+++ Records for the exercise

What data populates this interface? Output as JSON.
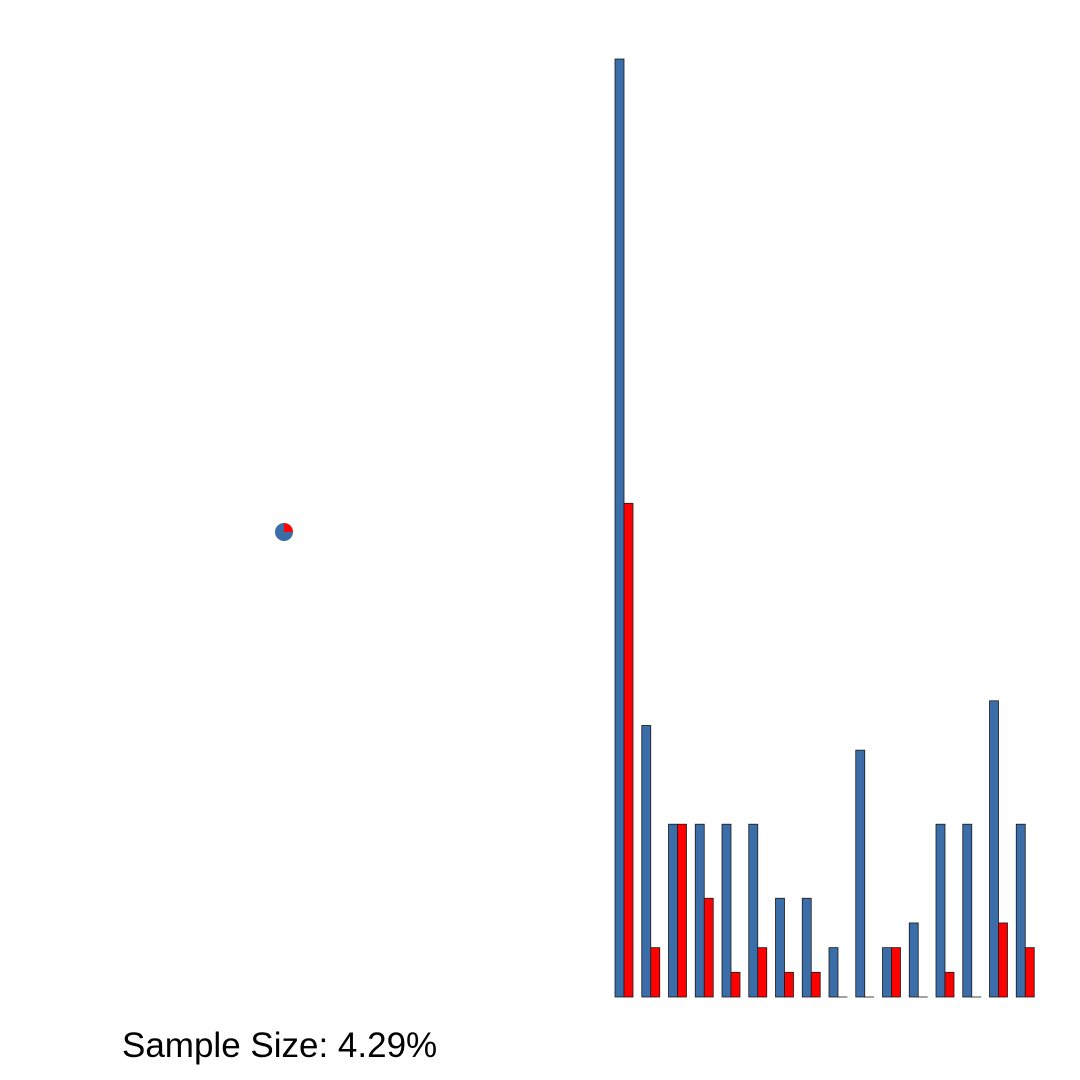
{
  "sample_size": {
    "label": "Sample Size: 4.29%"
  },
  "colors": {
    "series_a": "#3b6ea8",
    "series_b": "#ff0000",
    "outline": "#1a1a1a"
  },
  "chart_data": [
    {
      "type": "pie",
      "slices": [
        {
          "series": "series_a",
          "value": 0.75
        },
        {
          "series": "series_b",
          "value": 0.25
        }
      ]
    },
    {
      "type": "bar",
      "grid": false,
      "ylim": [
        0,
        38
      ],
      "series": [
        {
          "values": [
            38,
            11,
            7,
            7,
            7,
            7,
            4,
            4,
            2,
            10,
            2,
            3,
            7,
            7,
            12,
            7
          ]
        },
        {
          "values": [
            20,
            2,
            7,
            4,
            1,
            2,
            1,
            1,
            0,
            0,
            2,
            0,
            1,
            0,
            3,
            2
          ]
        }
      ]
    }
  ]
}
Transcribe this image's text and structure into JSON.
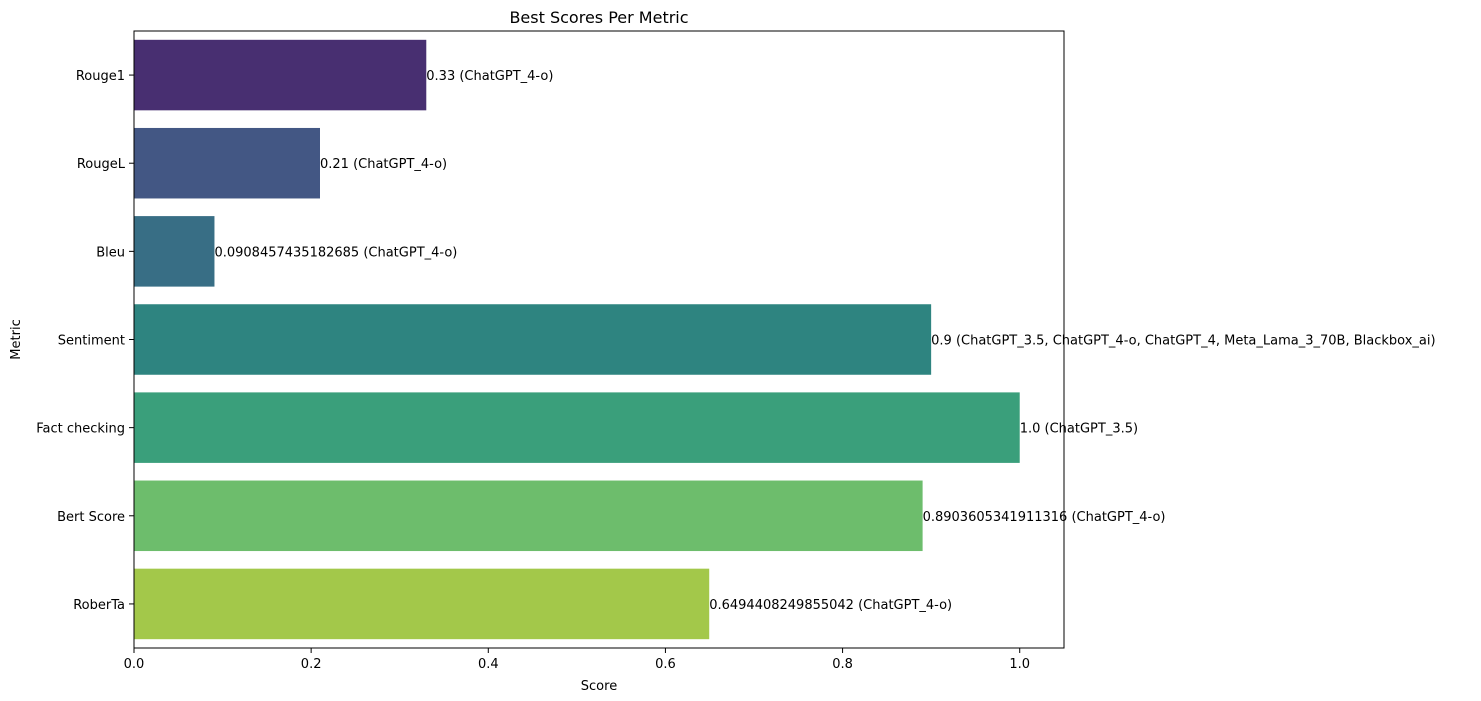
{
  "chart_data": {
    "type": "bar",
    "orientation": "horizontal",
    "title": "Best Scores Per Metric",
    "xlabel": "Score",
    "ylabel": "Metric",
    "xlim": [
      0,
      1.05
    ],
    "xticks": [
      0.0,
      0.2,
      0.4,
      0.6,
      0.8,
      1.0
    ],
    "xtick_labels": [
      "0.0",
      "0.2",
      "0.4",
      "0.6",
      "0.8",
      "1.0"
    ],
    "grid": false,
    "categories": [
      "Rouge1",
      "RougeL",
      "Bleu",
      "Sentiment",
      "Fact checking",
      "Bert Score",
      "RoberTa"
    ],
    "values": [
      0.33,
      0.21,
      0.0908457435182685,
      0.9,
      1.0,
      0.8903605341911316,
      0.6494408249855042
    ],
    "data_labels": [
      "0.33 (ChatGPT_4-o)",
      "0.21 (ChatGPT_4-o)",
      "0.0908457435182685 (ChatGPT_4-o)",
      "0.9 (ChatGPT_3.5, ChatGPT_4-o, ChatGPT_4, Meta_Lama_3_70B, Blackbox_ai)",
      "1.0 (ChatGPT_3.5)",
      "0.8903605341911316 (ChatGPT_4-o)",
      "0.6494408249855042 (ChatGPT_4-o)"
    ],
    "colors": [
      "#482f71",
      "#435784",
      "#386e85",
      "#2e8480",
      "#3a9f7b",
      "#6dbd6c",
      "#a3c84a"
    ]
  }
}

++++++

Extract, character for character, every line from the one that holds "Transcribe this image's" through the end of the entries above. Include both boundary lines and no pictures.

Complete answer
Transcribe this image's text and structure into JSON.
{
  "chart_data": {
    "type": "bar",
    "orientation": "horizontal",
    "title": "Best Scores Per Metric",
    "xlabel": "Score",
    "ylabel": "Metric",
    "xlim": [
      0,
      1.05
    ],
    "xticks": [
      0.0,
      0.2,
      0.4,
      0.6,
      0.8,
      1.0
    ],
    "xtick_labels": [
      "0.0",
      "0.2",
      "0.4",
      "0.6",
      "0.8",
      "1.0"
    ],
    "grid": false,
    "categories": [
      "Rouge1",
      "RougeL",
      "Bleu",
      "Sentiment",
      "Fact checking",
      "Bert Score",
      "RoberTa"
    ],
    "values": [
      0.33,
      0.21,
      0.0908457435182685,
      0.9,
      1.0,
      0.8903605341911316,
      0.6494408249855042
    ],
    "data_labels": [
      "0.33 (ChatGPT_4-o)",
      "0.21 (ChatGPT_4-o)",
      "0.0908457435182685 (ChatGPT_4-o)",
      "0.9 (ChatGPT_3.5, ChatGPT_4-o, ChatGPT_4, Meta_Lama_3_70B, Blackbox_ai)",
      "1.0 (ChatGPT_3.5)",
      "0.8903605341911316 (ChatGPT_4-o)",
      "0.6494408249855042 (ChatGPT_4-o)"
    ],
    "colors": [
      "#482f71",
      "#435784",
      "#386e85",
      "#2e8480",
      "#3a9f7b",
      "#6dbd6c",
      "#a3c84a"
    ]
  }
}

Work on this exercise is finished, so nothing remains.